BEGIN DATASET RECORDS

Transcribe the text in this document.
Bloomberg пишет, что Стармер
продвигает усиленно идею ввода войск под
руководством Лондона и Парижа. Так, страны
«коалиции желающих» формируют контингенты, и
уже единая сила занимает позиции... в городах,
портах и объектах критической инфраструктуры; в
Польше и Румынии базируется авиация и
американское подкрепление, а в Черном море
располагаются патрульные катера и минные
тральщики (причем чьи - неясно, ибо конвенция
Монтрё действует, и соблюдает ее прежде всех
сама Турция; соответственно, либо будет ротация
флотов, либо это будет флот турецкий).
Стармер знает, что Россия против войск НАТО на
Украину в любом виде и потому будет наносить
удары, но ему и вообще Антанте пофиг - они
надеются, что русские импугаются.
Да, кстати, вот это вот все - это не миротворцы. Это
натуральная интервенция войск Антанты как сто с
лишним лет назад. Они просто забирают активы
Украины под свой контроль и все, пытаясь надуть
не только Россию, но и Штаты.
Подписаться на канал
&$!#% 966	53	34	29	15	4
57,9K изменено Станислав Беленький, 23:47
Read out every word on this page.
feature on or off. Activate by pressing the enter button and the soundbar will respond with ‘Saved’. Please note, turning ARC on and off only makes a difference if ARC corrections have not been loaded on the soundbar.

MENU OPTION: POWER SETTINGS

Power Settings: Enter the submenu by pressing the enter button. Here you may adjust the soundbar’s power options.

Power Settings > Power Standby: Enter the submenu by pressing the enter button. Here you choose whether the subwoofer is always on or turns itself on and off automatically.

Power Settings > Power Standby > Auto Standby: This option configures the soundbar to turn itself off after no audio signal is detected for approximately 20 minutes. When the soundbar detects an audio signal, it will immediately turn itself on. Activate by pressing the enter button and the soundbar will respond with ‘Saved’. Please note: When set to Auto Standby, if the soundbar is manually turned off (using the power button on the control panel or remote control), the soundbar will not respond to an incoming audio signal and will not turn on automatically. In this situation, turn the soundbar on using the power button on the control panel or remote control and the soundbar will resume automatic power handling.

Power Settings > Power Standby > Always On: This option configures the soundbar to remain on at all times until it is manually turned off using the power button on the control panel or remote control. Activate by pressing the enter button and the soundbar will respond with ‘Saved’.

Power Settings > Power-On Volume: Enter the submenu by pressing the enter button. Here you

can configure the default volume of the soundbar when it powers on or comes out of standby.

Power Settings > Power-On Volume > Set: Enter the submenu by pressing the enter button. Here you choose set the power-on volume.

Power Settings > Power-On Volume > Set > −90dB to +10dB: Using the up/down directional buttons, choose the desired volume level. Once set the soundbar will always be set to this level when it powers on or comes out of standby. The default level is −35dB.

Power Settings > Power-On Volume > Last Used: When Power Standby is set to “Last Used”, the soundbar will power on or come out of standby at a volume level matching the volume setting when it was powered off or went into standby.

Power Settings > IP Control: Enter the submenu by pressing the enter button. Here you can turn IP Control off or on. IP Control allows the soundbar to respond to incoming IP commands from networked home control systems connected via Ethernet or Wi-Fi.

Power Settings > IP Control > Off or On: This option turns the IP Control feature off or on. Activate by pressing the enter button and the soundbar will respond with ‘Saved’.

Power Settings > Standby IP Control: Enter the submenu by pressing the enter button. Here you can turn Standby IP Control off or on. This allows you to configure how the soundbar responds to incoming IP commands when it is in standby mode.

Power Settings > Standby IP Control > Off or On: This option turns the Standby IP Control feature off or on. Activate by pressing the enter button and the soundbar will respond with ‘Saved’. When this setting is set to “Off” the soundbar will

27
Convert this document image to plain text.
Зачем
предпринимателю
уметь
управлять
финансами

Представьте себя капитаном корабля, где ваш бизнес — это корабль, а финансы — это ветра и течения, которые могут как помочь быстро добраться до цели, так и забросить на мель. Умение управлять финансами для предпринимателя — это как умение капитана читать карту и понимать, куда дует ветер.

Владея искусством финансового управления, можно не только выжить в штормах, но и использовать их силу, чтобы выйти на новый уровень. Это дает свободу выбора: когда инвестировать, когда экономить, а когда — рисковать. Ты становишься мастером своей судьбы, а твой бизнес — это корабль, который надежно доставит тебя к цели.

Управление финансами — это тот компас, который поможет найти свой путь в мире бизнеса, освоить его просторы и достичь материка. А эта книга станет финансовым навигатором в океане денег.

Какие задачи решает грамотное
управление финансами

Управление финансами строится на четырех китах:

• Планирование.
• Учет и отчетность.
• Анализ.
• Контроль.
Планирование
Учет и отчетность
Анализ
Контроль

END DATASET RECORDS

### WRITTEN TASK
Scan the listing above for the word "войск" and show each line where it is found.

### WRITTEN REPLY
продвигает усиленно идею ввода войск под
Стармер знает, что Россия против войск НАТО на
натуральная интервенция войск Антанты как сто с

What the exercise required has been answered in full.